* BEGIN Supplied records *
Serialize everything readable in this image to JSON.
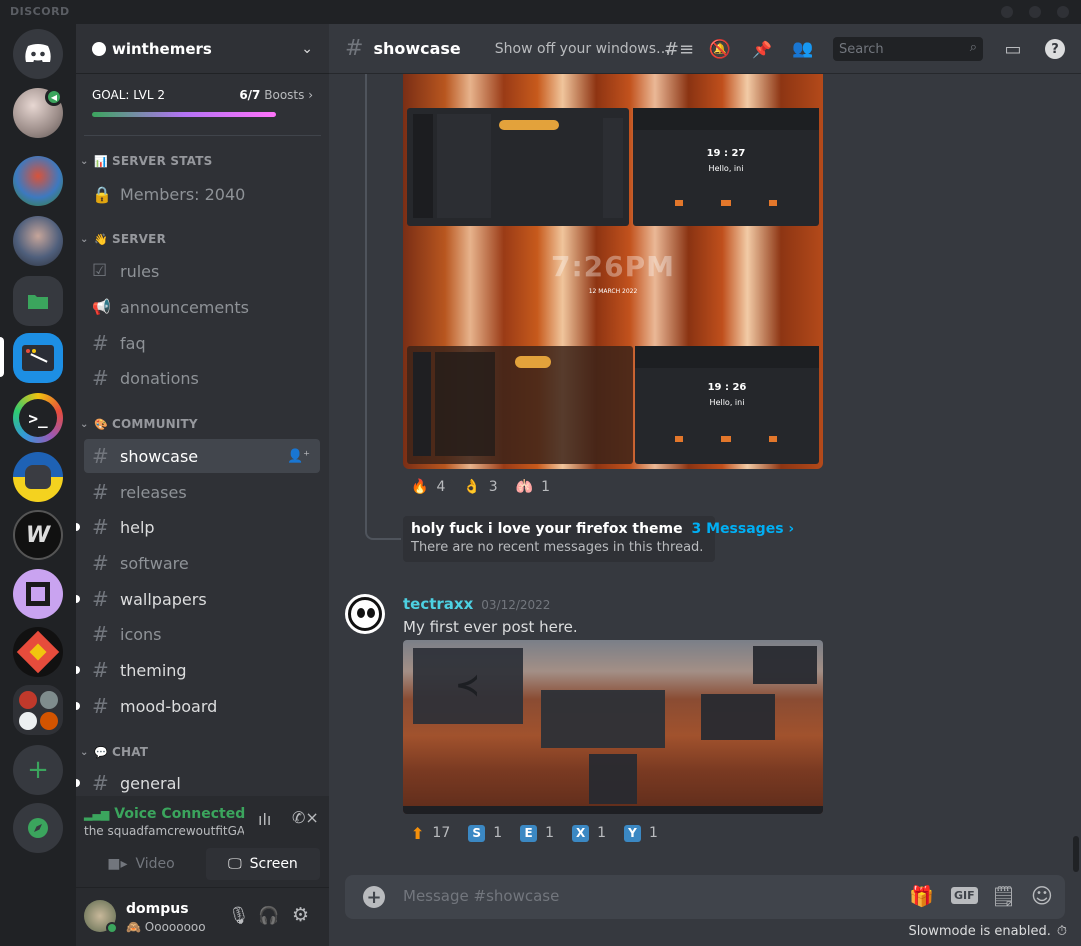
{
  "app": {
    "brand": "DISCORD"
  },
  "server": {
    "name": "winthemers",
    "boost_goal": "GOAL: LVL 2",
    "boost_count": "6/7",
    "boost_word": "Boosts",
    "boost_progress": 0.857
  },
  "categories": {
    "server_stats": "SERVER STATS",
    "server": "SERVER",
    "community": "COMMUNITY",
    "chat": "CHAT"
  },
  "channels": {
    "members": "Members: 2040",
    "rules": "rules",
    "announcements": "announcements",
    "faq": "faq",
    "donations": "donations",
    "showcase": "showcase",
    "releases": "releases",
    "help": "help",
    "software": "software",
    "wallpapers": "wallpapers",
    "icons": "icons",
    "theming": "theming",
    "mood_board": "mood-board",
    "general": "general"
  },
  "voice": {
    "status": "Voice Connected",
    "channel": "the squadfamcrewoutfitGA...",
    "video_label": "Video",
    "screen_label": "Screen"
  },
  "user": {
    "name": "dompus",
    "status": "Oooooooo"
  },
  "header": {
    "channel": "showcase",
    "topic": "Show off your windows ric...",
    "search_placeholder": "Search"
  },
  "screenshot1": {
    "clock1": "19 : 27",
    "greet1": "Hello, ini",
    "big_time": "7:26PM",
    "date": "12 MARCH 2022",
    "clock2": "19 : 26",
    "greet2": "Hello, ini"
  },
  "reactions1": [
    {
      "emoji": "fire",
      "count": "4"
    },
    {
      "emoji": "ok-hand",
      "count": "3"
    },
    {
      "emoji": "lungs",
      "count": "1"
    }
  ],
  "thread": {
    "title": "holy fuck i love your firefox theme",
    "link": "3 Messages ›",
    "sub": "There are no recent messages in this thread."
  },
  "message2": {
    "author": "tectraxx",
    "timestamp": "03/12/2022",
    "text": "My first ever post here."
  },
  "reactions2": [
    {
      "emoji": "up-arrow",
      "count": "17"
    },
    {
      "emoji": "S",
      "count": "1"
    },
    {
      "emoji": "E",
      "count": "1"
    },
    {
      "emoji": "X",
      "count": "1"
    },
    {
      "emoji": "Y",
      "count": "1"
    }
  ],
  "composer": {
    "placeholder": "Message #showcase",
    "gif": "GIF"
  },
  "slowmode": "Slowmode is enabled."
}
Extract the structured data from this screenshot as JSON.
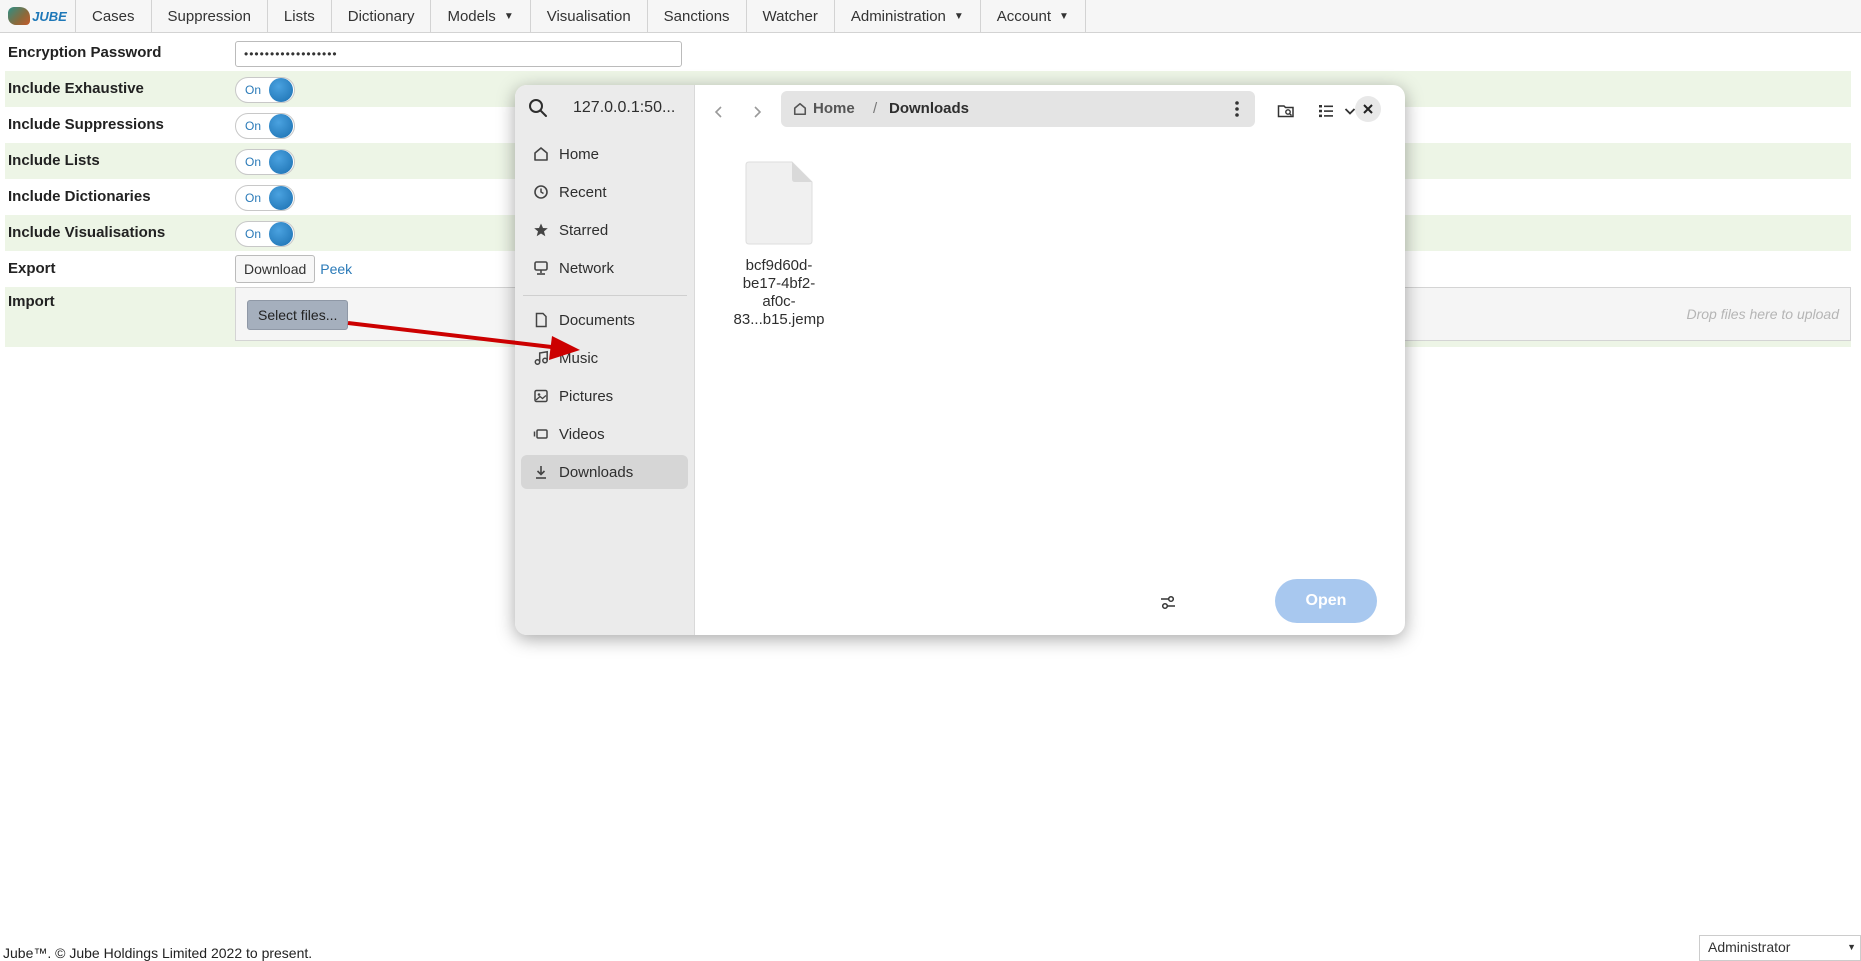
{
  "menu": {
    "logo_text": "JUBE",
    "items": [
      {
        "label": "Cases",
        "dropdown": false
      },
      {
        "label": "Suppression",
        "dropdown": false
      },
      {
        "label": "Lists",
        "dropdown": false
      },
      {
        "label": "Dictionary",
        "dropdown": false
      },
      {
        "label": "Models",
        "dropdown": true
      },
      {
        "label": "Visualisation",
        "dropdown": false
      },
      {
        "label": "Sanctions",
        "dropdown": false
      },
      {
        "label": "Watcher",
        "dropdown": false
      },
      {
        "label": "Administration",
        "dropdown": true
      },
      {
        "label": "Account",
        "dropdown": true
      }
    ]
  },
  "form": {
    "encryption_label": "Encryption Password",
    "encryption_value": "••••••••••••••••••",
    "toggles": [
      {
        "label": "Include Exhaustive",
        "state": "On"
      },
      {
        "label": "Include Suppressions",
        "state": "On"
      },
      {
        "label": "Include Lists",
        "state": "On"
      },
      {
        "label": "Include Dictionaries",
        "state": "On"
      },
      {
        "label": "Include Visualisations",
        "state": "On"
      }
    ],
    "export_label": "Export",
    "download_label": "Download",
    "peek_label": "Peek",
    "import_label": "Import",
    "select_files_label": "Select files...",
    "drop_hint": "Drop files here to upload"
  },
  "footer": {
    "copyright": "Jube™. © Jube Holdings Limited 2022 to present.",
    "role_selected": "Administrator"
  },
  "dialog": {
    "title": "127.0.0.1:50...",
    "places": [
      {
        "label": "Home",
        "icon": "home-icon"
      },
      {
        "label": "Recent",
        "icon": "clock-icon"
      },
      {
        "label": "Starred",
        "icon": "star-icon"
      },
      {
        "label": "Network",
        "icon": "network-icon"
      },
      {
        "label": "Documents",
        "icon": "document-icon"
      },
      {
        "label": "Music",
        "icon": "music-icon"
      },
      {
        "label": "Pictures",
        "icon": "picture-icon"
      },
      {
        "label": "Videos",
        "icon": "video-icon"
      },
      {
        "label": "Downloads",
        "icon": "download-icon",
        "active": true
      }
    ],
    "breadcrumb_home": "Home",
    "breadcrumb_separator": "/",
    "breadcrumb_current": "Downloads",
    "file_name_lines": [
      "bcf9d60d-",
      "be17-4bf2-",
      "af0c-83...b15.jemp"
    ],
    "open_label": "Open"
  },
  "colors": {
    "accent_blue": "#2a7ab8",
    "row_alt": "#edf5e6",
    "open_button": "#a8c8ef",
    "annotation_arrow": "#cc0000"
  }
}
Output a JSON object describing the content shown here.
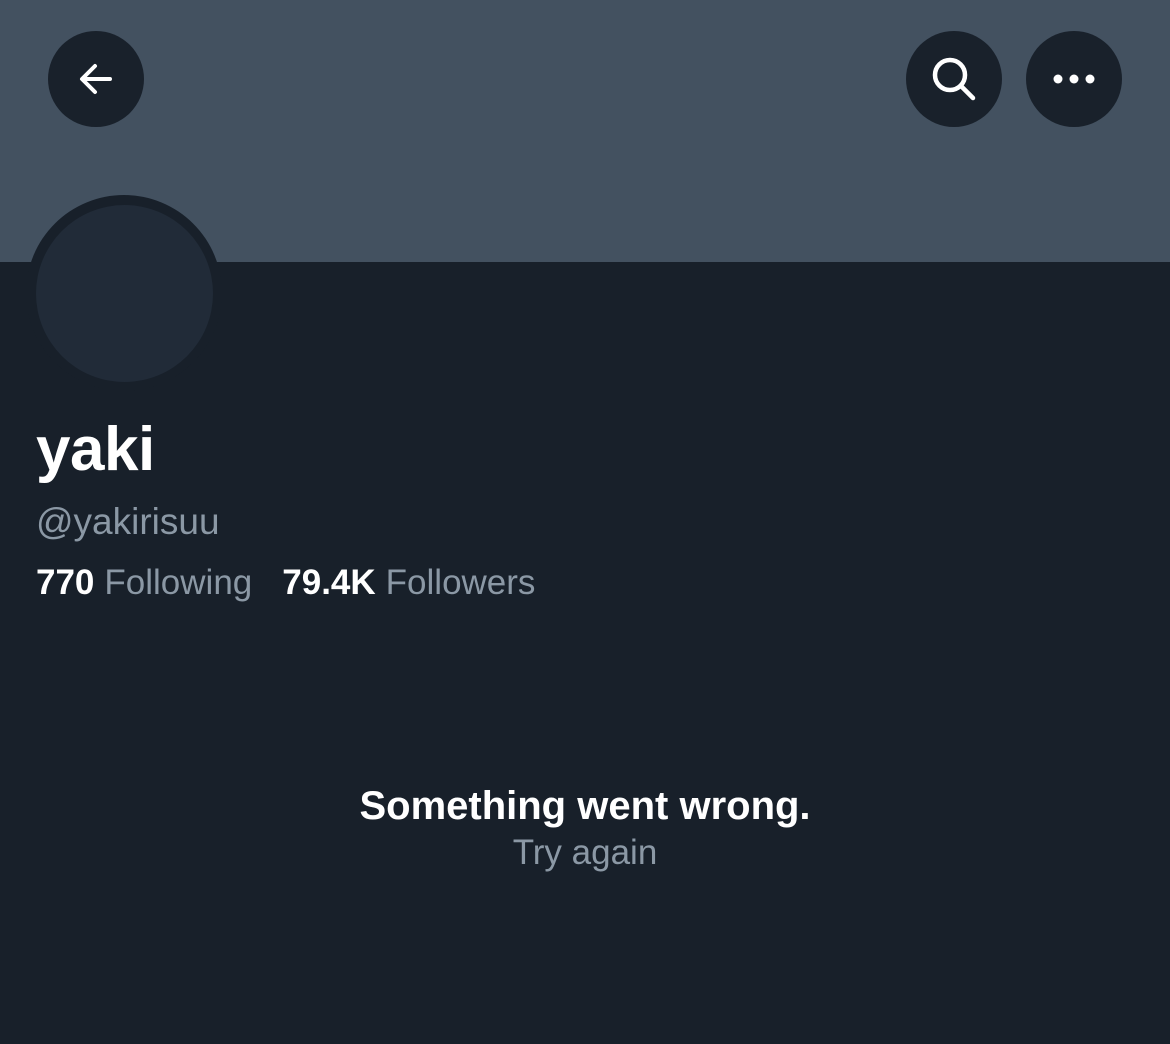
{
  "header": {
    "back_icon": "arrow-left-icon",
    "search_icon": "search-icon",
    "more_icon": "more-horizontal-icon",
    "banner_color": "#435160",
    "button_color": "#19212b"
  },
  "profile": {
    "display_name": "yaki",
    "handle": "@yakirisuu",
    "following_count": "770",
    "following_label": "Following",
    "followers_count": "79.4K",
    "followers_label": "Followers"
  },
  "error": {
    "title": "Something went wrong.",
    "retry_label": "Try again"
  },
  "theme": {
    "background": "#18202a",
    "text_primary": "#ffffff",
    "text_secondary": "#8b98a5"
  }
}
* END Supplied records *
Request: What is needed is an exact reproduction of the data, pictures excluded.

Written solution:
Serialize everything readable in this image to JSON.
{
  "app": {
    "brand": "DISCORD"
  },
  "server": {
    "name": "winthemers",
    "boost_goal": "GOAL: LVL 2",
    "boost_count": "6/7",
    "boost_word": "Boosts",
    "boost_progress": 0.857
  },
  "categories": {
    "server_stats": "SERVER STATS",
    "server": "SERVER",
    "community": "COMMUNITY",
    "chat": "CHAT"
  },
  "channels": {
    "members": "Members: 2040",
    "rules": "rules",
    "announcements": "announcements",
    "faq": "faq",
    "donations": "donations",
    "showcase": "showcase",
    "releases": "releases",
    "help": "help",
    "software": "software",
    "wallpapers": "wallpapers",
    "icons": "icons",
    "theming": "theming",
    "mood_board": "mood-board",
    "general": "general"
  },
  "voice": {
    "status": "Voice Connected",
    "channel": "the squadfamcrewoutfitGA...",
    "video_label": "Video",
    "screen_label": "Screen"
  },
  "user": {
    "name": "dompus",
    "status": "Oooooooo"
  },
  "header": {
    "channel": "showcase",
    "topic": "Show off your windows ric...",
    "search_placeholder": "Search"
  },
  "screenshot1": {
    "clock1": "19 : 27",
    "greet1": "Hello, ini",
    "big_time": "7:26PM",
    "date": "12 MARCH 2022",
    "clock2": "19 : 26",
    "greet2": "Hello, ini"
  },
  "reactions1": [
    {
      "emoji": "fire",
      "count": "4"
    },
    {
      "emoji": "ok-hand",
      "count": "3"
    },
    {
      "emoji": "lungs",
      "count": "1"
    }
  ],
  "thread": {
    "title": "holy fuck i love your firefox theme",
    "link": "3 Messages ›",
    "sub": "There are no recent messages in this thread."
  },
  "message2": {
    "author": "tectraxx",
    "timestamp": "03/12/2022",
    "text": "My first ever post here."
  },
  "reactions2": [
    {
      "emoji": "up-arrow",
      "count": "17"
    },
    {
      "emoji": "S",
      "count": "1"
    },
    {
      "emoji": "E",
      "count": "1"
    },
    {
      "emoji": "X",
      "count": "1"
    },
    {
      "emoji": "Y",
      "count": "1"
    }
  ],
  "composer": {
    "placeholder": "Message #showcase",
    "gif": "GIF"
  },
  "slowmode": "Slowmode is enabled."
}
Extract the structured data from this screenshot as JSON.
{
  "menu": {
    "logo_text": "JUBE",
    "items": [
      {
        "label": "Cases",
        "dropdown": false
      },
      {
        "label": "Suppression",
        "dropdown": false
      },
      {
        "label": "Lists",
        "dropdown": false
      },
      {
        "label": "Dictionary",
        "dropdown": false
      },
      {
        "label": "Models",
        "dropdown": true
      },
      {
        "label": "Visualisation",
        "dropdown": false
      },
      {
        "label": "Sanctions",
        "dropdown": false
      },
      {
        "label": "Watcher",
        "dropdown": false
      },
      {
        "label": "Administration",
        "dropdown": true
      },
      {
        "label": "Account",
        "dropdown": true
      }
    ]
  },
  "form": {
    "encryption_label": "Encryption Password",
    "encryption_value": "••••••••••••••••••",
    "toggles": [
      {
        "label": "Include Exhaustive",
        "state": "On"
      },
      {
        "label": "Include Suppressions",
        "state": "On"
      },
      {
        "label": "Include Lists",
        "state": "On"
      },
      {
        "label": "Include Dictionaries",
        "state": "On"
      },
      {
        "label": "Include Visualisations",
        "state": "On"
      }
    ],
    "export_label": "Export",
    "download_label": "Download",
    "peek_label": "Peek",
    "import_label": "Import",
    "select_files_label": "Select files...",
    "drop_hint": "Drop files here to upload"
  },
  "footer": {
    "copyright": "Jube™. © Jube Holdings Limited 2022 to present.",
    "role_selected": "Administrator"
  },
  "dialog": {
    "title": "127.0.0.1:50...",
    "places": [
      {
        "label": "Home",
        "icon": "home-icon"
      },
      {
        "label": "Recent",
        "icon": "clock-icon"
      },
      {
        "label": "Starred",
        "icon": "star-icon"
      },
      {
        "label": "Network",
        "icon": "network-icon"
      },
      {
        "label": "Documents",
        "icon": "document-icon"
      },
      {
        "label": "Music",
        "icon": "music-icon"
      },
      {
        "label": "Pictures",
        "icon": "picture-icon"
      },
      {
        "label": "Videos",
        "icon": "video-icon"
      },
      {
        "label": "Downloads",
        "icon": "download-icon",
        "active": true
      }
    ],
    "breadcrumb_home": "Home",
    "breadcrumb_separator": "/",
    "breadcrumb_current": "Downloads",
    "file_name_lines": [
      "bcf9d60d-",
      "be17-4bf2-",
      "af0c-83...b15.jemp"
    ],
    "open_label": "Open"
  },
  "colors": {
    "accent_blue": "#2a7ab8",
    "row_alt": "#edf5e6",
    "open_button": "#a8c8ef",
    "annotation_arrow": "#cc0000"
  }
}
Output a JSON object describing the content shown here.
{
  "header": {
    "back_icon": "arrow-left-icon",
    "search_icon": "search-icon",
    "more_icon": "more-horizontal-icon",
    "banner_color": "#435160",
    "button_color": "#19212b"
  },
  "profile": {
    "display_name": "yaki",
    "handle": "@yakirisuu",
    "following_count": "770",
    "following_label": "Following",
    "followers_count": "79.4K",
    "followers_label": "Followers"
  },
  "error": {
    "title": "Something went wrong.",
    "retry_label": "Try again"
  },
  "theme": {
    "background": "#18202a",
    "text_primary": "#ffffff",
    "text_secondary": "#8b98a5"
  }
}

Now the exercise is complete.